Prompt » Print the entire listing. Each line must match the original exactly.
++++ Material for this exercise
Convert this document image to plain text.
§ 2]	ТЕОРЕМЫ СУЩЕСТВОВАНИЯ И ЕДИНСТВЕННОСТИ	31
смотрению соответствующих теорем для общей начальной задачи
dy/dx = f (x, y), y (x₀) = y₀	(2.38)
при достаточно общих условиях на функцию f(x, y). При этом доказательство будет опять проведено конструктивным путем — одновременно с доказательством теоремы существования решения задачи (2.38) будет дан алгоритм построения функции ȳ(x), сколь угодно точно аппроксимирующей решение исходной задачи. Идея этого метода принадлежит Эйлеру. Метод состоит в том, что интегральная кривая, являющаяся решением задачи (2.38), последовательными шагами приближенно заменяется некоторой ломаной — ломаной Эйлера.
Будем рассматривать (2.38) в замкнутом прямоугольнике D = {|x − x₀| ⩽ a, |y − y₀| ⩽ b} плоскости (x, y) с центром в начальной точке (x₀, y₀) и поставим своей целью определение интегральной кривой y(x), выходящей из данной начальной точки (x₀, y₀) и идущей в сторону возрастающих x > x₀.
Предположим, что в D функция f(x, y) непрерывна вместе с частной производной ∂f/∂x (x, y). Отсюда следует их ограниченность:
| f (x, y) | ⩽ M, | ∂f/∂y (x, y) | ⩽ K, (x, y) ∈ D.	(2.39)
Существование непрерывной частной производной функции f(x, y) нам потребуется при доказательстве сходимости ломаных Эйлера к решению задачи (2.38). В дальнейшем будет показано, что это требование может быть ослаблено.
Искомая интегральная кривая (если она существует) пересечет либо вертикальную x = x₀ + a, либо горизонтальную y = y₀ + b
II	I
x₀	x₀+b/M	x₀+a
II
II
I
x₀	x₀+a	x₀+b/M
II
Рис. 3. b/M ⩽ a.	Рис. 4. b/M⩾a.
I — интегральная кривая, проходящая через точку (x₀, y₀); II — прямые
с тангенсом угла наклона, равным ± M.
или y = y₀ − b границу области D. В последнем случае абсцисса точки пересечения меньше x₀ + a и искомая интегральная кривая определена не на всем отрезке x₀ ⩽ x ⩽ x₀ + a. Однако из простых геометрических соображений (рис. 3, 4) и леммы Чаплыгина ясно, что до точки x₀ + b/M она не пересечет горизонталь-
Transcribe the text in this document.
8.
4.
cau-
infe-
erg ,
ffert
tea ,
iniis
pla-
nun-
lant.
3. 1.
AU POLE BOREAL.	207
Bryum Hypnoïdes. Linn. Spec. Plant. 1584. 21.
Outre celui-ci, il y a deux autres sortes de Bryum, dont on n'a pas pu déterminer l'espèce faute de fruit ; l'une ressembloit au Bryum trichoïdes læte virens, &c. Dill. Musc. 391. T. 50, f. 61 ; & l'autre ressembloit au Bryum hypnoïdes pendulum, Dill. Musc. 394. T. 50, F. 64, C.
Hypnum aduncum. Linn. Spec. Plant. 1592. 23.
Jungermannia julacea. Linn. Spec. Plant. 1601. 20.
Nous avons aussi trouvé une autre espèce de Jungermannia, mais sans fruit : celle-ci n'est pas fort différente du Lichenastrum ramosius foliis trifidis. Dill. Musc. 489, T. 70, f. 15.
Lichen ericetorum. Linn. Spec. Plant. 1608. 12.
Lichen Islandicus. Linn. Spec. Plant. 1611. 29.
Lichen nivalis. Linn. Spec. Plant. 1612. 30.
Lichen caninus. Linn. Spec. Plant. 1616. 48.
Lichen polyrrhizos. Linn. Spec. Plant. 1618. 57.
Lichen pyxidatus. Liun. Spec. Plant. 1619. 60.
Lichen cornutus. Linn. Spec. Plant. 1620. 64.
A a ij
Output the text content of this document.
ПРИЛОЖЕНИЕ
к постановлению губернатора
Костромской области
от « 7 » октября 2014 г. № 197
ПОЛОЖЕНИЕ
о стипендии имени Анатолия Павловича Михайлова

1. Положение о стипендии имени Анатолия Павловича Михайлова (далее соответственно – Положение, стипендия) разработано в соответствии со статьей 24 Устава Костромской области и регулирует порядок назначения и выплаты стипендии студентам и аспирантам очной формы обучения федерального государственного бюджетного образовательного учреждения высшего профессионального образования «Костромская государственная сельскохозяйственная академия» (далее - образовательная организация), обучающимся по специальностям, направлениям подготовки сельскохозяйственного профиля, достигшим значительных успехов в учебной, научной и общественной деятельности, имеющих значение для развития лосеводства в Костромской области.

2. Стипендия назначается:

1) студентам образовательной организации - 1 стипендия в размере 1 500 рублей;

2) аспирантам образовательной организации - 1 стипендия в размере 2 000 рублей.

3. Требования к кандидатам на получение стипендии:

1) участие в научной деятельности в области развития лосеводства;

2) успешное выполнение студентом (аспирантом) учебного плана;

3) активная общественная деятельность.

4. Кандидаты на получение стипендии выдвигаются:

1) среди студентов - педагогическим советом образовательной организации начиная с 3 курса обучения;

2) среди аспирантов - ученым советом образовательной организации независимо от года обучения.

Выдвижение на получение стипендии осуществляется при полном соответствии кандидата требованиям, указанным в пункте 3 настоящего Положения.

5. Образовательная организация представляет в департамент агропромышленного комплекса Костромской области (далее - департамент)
++++++++
Complete output »
Convert this document image to plain text.
§ 2]	ТЕОРЕМЫ СУЩЕСТВОВАНИЯ И ЕДИНСТВЕННОСТИ	31
смотрению соответствующих теорем для общей начальной задачи
dy/dx = f (x, y), y (x₀) = y₀	(2.38)
при достаточно общих условиях на функцию f(x, y). При этом доказательство будет опять проведено конструктивным путем — одновременно с доказательством теоремы существования решения задачи (2.38) будет дан алгоритм построения функции ȳ(x), сколь угодно точно аппроксимирующей решение исходной задачи. Идея этого метода принадлежит Эйлеру. Метод состоит в том, что интегральная кривая, являющаяся решением задачи (2.38), последовательными шагами приближенно заменяется некоторой ломаной — ломаной Эйлера.
Будем рассматривать (2.38) в замкнутом прямоугольнике D = {|x − x₀| ⩽ a, |y − y₀| ⩽ b} плоскости (x, y) с центром в начальной точке (x₀, y₀) и поставим своей целью определение интегральной кривой y(x), выходящей из данной начальной точки (x₀, y₀) и идущей в сторону возрастающих x > x₀.
Предположим, что в D функция f(x, y) непрерывна вместе с частной производной ∂f/∂x (x, y). Отсюда следует их ограниченность:
| f (x, y) | ⩽ M, | ∂f/∂y (x, y) | ⩽ K, (x, y) ∈ D.	(2.39)
Существование непрерывной частной производной функции f(x, y) нам потребуется при доказательстве сходимости ломаных Эйлера к решению задачи (2.38). В дальнейшем будет показано, что это требование может быть ослаблено.
Искомая интегральная кривая (если она существует) пересечет либо вертикальную x = x₀ + a, либо горизонтальную y = y₀ + b
II	I
x₀	x₀+b/M	x₀+a
II
II
I
x₀	x₀+a	x₀+b/M
II
Рис. 3. b/M ⩽ a.	Рис. 4. b/M⩾a.
I — интегральная кривая, проходящая через точку (x₀, y₀); II — прямые
с тангенсом угла наклона, равным ± M.
или y = y₀ − b границу области D. В последнем случае абсцисса точки пересечения меньше x₀ + a и искомая интегральная кривая определена не на всем отрезке x₀ ⩽ x ⩽ x₀ + a. Однако из простых геометрических соображений (рис. 3, 4) и леммы Чаплыгина ясно, что до точки x₀ + b/M она не пересечет горизонталь-
Transcribe the text in this document.
8.
4.
cau-
infe-
erg ,
ffert
tea ,
iniis
pla-
nun-
lant.
3. 1.
AU POLE BOREAL.	207
Bryum Hypnoïdes. Linn. Spec. Plant. 1584. 21.
Outre celui-ci, il y a deux autres sortes de Bryum, dont on n'a pas pu déterminer l'espèce faute de fruit ; l'une ressembloit au Bryum trichoïdes læte virens, &c. Dill. Musc. 391. T. 50, f. 61 ; & l'autre ressembloit au Bryum hypnoïdes pendulum, Dill. Musc. 394. T. 50, F. 64, C.
Hypnum aduncum. Linn. Spec. Plant. 1592. 23.
Jungermannia julacea. Linn. Spec. Plant. 1601. 20.
Nous avons aussi trouvé une autre espèce de Jungermannia, mais sans fruit : celle-ci n'est pas fort différente du Lichenastrum ramosius foliis trifidis. Dill. Musc. 489, T. 70, f. 15.
Lichen ericetorum. Linn. Spec. Plant. 1608. 12.
Lichen Islandicus. Linn. Spec. Plant. 1611. 29.
Lichen nivalis. Linn. Spec. Plant. 1612. 30.
Lichen caninus. Linn. Spec. Plant. 1616. 48.
Lichen polyrrhizos. Linn. Spec. Plant. 1618. 57.
Lichen pyxidatus. Liun. Spec. Plant. 1619. 60.
Lichen cornutus. Linn. Spec. Plant. 1620. 64.
A a ij
Output the text content of this document.
ПРИЛОЖЕНИЕ
к постановлению губернатора
Костромской области
от « 7 » октября 2014 г. № 197
ПОЛОЖЕНИЕ
о стипендии имени Анатолия Павловича Михайлова

1. Положение о стипендии имени Анатолия Павловича Михайлова (далее соответственно – Положение, стипендия) разработано в соответствии со статьей 24 Устава Костромской области и регулирует порядок назначения и выплаты стипендии студентам и аспирантам очной формы обучения федерального государственного бюджетного образовательного учреждения высшего профессионального образования «Костромская государственная сельскохозяйственная академия» (далее - образовательная организация), обучающимся по специальностям, направлениям подготовки сельскохозяйственного профиля, достигшим значительных успехов в учебной, научной и общественной деятельности, имеющих значение для развития лосеводства в Костромской области.

2. Стипендия назначается:

1) студентам образовательной организации - 1 стипендия в размере 1 500 рублей;

2) аспирантам образовательной организации - 1 стипендия в размере 2 000 рублей.

3. Требования к кандидатам на получение стипендии:

1) участие в научной деятельности в области развития лосеводства;

2) успешное выполнение студентом (аспирантом) учебного плана;

3) активная общественная деятельность.

4. Кандидаты на получение стипендии выдвигаются:

1) среди студентов - педагогическим советом образовательной организации начиная с 3 курса обучения;

2) среди аспирантов - ученым советом образовательной организации независимо от года обучения.

Выдвижение на получение стипендии осуществляется при полном соответствии кандидата требованиям, указанным в пункте 3 настоящего Положения.

5. Образовательная организация представляет в департамент агропромышленного комплекса Костромской области (далее - департамент)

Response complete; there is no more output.